Stored entries:
==*==
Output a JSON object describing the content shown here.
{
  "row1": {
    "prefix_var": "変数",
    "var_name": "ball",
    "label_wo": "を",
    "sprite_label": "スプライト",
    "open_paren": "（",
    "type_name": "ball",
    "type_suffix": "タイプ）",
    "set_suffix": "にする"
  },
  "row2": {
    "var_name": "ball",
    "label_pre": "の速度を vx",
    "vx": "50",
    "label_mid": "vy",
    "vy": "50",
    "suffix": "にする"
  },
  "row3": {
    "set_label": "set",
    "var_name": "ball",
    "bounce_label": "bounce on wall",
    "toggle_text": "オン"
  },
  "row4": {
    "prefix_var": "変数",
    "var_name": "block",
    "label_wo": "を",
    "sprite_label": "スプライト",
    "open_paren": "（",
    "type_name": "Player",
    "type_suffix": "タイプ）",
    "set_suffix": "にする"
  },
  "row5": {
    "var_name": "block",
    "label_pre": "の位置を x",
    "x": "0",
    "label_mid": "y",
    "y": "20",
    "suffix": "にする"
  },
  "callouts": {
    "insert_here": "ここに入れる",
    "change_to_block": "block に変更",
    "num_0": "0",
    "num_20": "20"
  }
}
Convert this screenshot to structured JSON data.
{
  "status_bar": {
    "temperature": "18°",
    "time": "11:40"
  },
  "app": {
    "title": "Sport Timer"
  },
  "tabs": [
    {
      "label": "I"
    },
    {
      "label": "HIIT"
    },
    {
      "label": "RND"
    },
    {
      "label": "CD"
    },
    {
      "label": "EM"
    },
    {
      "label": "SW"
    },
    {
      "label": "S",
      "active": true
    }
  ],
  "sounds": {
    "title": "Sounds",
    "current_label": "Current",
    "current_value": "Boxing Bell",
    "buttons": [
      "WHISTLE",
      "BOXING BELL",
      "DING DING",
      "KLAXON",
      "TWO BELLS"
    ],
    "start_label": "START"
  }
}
==*==
**Directions for this task:** Extract every entry above as it appears.

**Exercise solution:**
Output a JSON object describing the content shown here.
{
  "row1": {
    "prefix_var": "変数",
    "var_name": "ball",
    "label_wo": "を",
    "sprite_label": "スプライト",
    "open_paren": "（",
    "type_name": "ball",
    "type_suffix": "タイプ）",
    "set_suffix": "にする"
  },
  "row2": {
    "var_name": "ball",
    "label_pre": "の速度を vx",
    "vx": "50",
    "label_mid": "vy",
    "vy": "50",
    "suffix": "にする"
  },
  "row3": {
    "set_label": "set",
    "var_name": "ball",
    "bounce_label": "bounce on wall",
    "toggle_text": "オン"
  },
  "row4": {
    "prefix_var": "変数",
    "var_name": "block",
    "label_wo": "を",
    "sprite_label": "スプライト",
    "open_paren": "（",
    "type_name": "Player",
    "type_suffix": "タイプ）",
    "set_suffix": "にする"
  },
  "row5": {
    "var_name": "block",
    "label_pre": "の位置を x",
    "x": "0",
    "label_mid": "y",
    "y": "20",
    "suffix": "にする"
  },
  "callouts": {
    "insert_here": "ここに入れる",
    "change_to_block": "block に変更",
    "num_0": "0",
    "num_20": "20"
  }
}
Convert this screenshot to structured JSON data.
{
  "status_bar": {
    "temperature": "18°",
    "time": "11:40"
  },
  "app": {
    "title": "Sport Timer"
  },
  "tabs": [
    {
      "label": "I"
    },
    {
      "label": "HIIT"
    },
    {
      "label": "RND"
    },
    {
      "label": "CD"
    },
    {
      "label": "EM"
    },
    {
      "label": "SW"
    },
    {
      "label": "S",
      "active": true
    }
  ],
  "sounds": {
    "title": "Sounds",
    "current_label": "Current",
    "current_value": "Boxing Bell",
    "buttons": [
      "WHISTLE",
      "BOXING BELL",
      "DING DING",
      "KLAXON",
      "TWO BELLS"
    ],
    "start_label": "START"
  }
}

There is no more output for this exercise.